SHORT PROBLEM:
Copy out the data below word for word, from its first line through the line that contains "sidebar-item-trash[interactable]: 🗑 Trash", keeping both ends.

RECORDS SUPPLIED:
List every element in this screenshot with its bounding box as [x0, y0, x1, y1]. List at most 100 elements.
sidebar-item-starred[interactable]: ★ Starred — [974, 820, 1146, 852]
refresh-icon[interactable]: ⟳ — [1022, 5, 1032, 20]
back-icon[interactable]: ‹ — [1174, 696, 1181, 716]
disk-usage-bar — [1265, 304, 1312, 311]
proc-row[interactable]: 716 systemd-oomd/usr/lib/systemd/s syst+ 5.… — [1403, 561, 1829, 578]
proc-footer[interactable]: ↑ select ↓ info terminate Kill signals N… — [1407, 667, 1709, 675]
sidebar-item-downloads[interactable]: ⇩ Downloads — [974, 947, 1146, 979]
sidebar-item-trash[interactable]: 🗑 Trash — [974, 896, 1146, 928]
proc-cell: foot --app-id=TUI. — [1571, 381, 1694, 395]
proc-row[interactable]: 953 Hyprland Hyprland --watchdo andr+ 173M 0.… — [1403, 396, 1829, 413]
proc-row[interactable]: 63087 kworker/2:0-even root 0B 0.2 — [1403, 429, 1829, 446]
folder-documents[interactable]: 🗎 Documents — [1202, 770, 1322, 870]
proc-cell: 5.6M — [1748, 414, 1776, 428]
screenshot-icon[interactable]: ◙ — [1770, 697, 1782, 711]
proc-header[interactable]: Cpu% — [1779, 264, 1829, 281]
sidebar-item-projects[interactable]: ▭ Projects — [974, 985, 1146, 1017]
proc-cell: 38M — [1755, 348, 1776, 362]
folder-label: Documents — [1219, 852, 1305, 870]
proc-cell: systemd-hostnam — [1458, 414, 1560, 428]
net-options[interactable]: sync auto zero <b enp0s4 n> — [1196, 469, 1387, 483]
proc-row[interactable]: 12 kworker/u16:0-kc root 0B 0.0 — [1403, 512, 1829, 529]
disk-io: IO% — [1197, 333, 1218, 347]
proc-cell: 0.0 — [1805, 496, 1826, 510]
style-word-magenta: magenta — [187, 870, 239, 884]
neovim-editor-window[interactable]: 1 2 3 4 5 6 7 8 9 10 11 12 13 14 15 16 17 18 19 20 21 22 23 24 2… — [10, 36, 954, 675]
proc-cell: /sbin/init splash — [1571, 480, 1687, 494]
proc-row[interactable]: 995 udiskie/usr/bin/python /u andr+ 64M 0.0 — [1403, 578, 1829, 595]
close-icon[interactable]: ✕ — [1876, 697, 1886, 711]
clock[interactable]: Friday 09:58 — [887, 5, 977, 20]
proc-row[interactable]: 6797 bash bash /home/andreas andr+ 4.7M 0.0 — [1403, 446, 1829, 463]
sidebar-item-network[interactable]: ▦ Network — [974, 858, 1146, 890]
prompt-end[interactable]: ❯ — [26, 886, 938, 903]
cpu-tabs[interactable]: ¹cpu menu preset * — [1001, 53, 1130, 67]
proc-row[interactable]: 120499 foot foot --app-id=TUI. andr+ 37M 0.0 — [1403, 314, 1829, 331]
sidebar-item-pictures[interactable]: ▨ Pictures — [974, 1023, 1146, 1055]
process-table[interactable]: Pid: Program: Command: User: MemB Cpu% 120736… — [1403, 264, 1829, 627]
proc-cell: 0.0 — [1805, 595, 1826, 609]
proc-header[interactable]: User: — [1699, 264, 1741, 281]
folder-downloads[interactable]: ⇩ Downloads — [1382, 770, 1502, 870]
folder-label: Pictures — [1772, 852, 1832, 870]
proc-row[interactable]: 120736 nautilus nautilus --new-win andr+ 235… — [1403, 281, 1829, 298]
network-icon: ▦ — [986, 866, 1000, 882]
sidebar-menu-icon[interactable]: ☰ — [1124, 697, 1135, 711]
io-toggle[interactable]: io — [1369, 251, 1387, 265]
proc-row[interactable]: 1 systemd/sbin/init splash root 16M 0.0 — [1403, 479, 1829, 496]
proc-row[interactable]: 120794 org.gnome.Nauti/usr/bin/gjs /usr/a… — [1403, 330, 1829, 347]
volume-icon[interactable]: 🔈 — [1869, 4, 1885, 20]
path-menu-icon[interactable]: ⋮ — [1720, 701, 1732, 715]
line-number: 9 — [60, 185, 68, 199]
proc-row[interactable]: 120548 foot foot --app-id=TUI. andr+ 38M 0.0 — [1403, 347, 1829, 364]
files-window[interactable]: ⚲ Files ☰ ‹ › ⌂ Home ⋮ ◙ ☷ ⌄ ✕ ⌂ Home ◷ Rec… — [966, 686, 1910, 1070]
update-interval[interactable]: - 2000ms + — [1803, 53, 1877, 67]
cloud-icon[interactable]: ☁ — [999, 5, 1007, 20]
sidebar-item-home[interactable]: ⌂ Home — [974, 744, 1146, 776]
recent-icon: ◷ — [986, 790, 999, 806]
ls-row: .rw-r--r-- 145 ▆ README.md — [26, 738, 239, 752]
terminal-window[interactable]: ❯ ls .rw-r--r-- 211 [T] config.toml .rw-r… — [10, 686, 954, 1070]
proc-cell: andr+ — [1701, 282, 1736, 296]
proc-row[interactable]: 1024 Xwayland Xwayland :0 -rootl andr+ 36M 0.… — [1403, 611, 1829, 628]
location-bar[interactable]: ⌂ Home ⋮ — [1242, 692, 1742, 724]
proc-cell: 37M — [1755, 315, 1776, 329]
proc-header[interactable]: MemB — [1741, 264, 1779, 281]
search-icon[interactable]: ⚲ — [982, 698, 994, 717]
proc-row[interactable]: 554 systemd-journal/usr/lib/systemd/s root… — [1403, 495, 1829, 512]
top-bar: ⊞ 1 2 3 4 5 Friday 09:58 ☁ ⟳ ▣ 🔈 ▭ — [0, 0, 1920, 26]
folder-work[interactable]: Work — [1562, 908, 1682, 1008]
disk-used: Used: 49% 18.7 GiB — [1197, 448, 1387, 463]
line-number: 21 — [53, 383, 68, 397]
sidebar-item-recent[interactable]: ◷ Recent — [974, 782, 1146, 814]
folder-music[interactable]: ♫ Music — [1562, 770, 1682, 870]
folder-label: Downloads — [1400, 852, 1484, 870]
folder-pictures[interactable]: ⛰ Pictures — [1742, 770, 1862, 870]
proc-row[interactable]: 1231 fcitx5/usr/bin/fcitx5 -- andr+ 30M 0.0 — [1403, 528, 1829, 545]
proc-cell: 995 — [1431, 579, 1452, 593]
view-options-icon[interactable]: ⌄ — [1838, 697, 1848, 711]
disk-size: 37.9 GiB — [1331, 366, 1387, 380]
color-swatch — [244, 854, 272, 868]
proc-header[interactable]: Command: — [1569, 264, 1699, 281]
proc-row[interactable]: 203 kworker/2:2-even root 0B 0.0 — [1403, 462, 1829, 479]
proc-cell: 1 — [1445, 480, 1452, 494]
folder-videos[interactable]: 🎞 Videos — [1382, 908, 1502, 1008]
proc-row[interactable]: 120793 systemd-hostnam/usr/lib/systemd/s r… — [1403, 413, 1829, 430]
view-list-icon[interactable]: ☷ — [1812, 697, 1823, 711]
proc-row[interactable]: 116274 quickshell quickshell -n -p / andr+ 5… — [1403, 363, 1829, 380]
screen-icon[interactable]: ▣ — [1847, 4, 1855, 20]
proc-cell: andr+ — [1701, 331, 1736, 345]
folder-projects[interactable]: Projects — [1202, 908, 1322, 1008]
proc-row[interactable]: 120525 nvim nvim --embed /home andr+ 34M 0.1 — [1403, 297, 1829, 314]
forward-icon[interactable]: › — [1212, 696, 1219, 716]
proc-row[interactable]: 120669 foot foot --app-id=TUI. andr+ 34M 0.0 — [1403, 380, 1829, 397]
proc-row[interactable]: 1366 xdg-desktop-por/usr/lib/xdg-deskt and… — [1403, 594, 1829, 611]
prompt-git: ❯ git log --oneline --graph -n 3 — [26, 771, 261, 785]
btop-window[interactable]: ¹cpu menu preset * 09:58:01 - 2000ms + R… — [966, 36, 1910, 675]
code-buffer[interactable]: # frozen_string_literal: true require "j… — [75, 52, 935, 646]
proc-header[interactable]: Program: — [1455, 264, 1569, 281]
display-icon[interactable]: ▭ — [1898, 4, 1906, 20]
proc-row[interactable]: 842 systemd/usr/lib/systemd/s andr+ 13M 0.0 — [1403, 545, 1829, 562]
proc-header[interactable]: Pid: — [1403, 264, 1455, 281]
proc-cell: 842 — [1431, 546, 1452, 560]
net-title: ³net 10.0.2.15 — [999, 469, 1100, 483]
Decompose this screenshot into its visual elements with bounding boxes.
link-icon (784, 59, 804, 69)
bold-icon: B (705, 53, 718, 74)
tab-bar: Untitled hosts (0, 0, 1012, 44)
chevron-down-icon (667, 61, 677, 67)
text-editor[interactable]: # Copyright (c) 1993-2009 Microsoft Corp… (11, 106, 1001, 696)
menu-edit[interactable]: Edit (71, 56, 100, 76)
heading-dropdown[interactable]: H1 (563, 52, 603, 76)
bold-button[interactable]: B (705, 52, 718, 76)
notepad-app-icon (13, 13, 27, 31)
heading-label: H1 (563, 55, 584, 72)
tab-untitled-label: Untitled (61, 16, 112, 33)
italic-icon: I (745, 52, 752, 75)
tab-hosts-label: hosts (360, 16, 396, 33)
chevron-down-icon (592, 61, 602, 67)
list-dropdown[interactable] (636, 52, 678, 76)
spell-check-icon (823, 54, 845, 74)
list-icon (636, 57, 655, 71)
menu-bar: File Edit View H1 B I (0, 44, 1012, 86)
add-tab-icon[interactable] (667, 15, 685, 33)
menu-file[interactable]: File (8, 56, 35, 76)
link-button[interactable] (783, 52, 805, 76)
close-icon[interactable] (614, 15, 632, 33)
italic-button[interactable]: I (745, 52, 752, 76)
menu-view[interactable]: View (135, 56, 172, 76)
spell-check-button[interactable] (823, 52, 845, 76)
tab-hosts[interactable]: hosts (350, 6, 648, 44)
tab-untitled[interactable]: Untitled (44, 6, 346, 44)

REPLY:
List every element in this screenshot with its bounding box as [x0, y0, x1, y1]. List at most 100 elements.
sidebar-item-starred[interactable]: ★ Starred — [974, 820, 1146, 852]
refresh-icon[interactable]: ⟳ — [1022, 5, 1032, 20]
back-icon[interactable]: ‹ — [1174, 696, 1181, 716]
disk-usage-bar — [1265, 304, 1312, 311]
proc-row[interactable]: 716 systemd-oomd/usr/lib/systemd/s syst+ 5.… — [1403, 561, 1829, 578]
proc-footer[interactable]: ↑ select ↓ info terminate Kill signals N… — [1407, 667, 1709, 675]
sidebar-item-downloads[interactable]: ⇩ Downloads — [974, 947, 1146, 979]
sidebar-item-trash[interactable]: 🗑 Trash — [974, 896, 1146, 928]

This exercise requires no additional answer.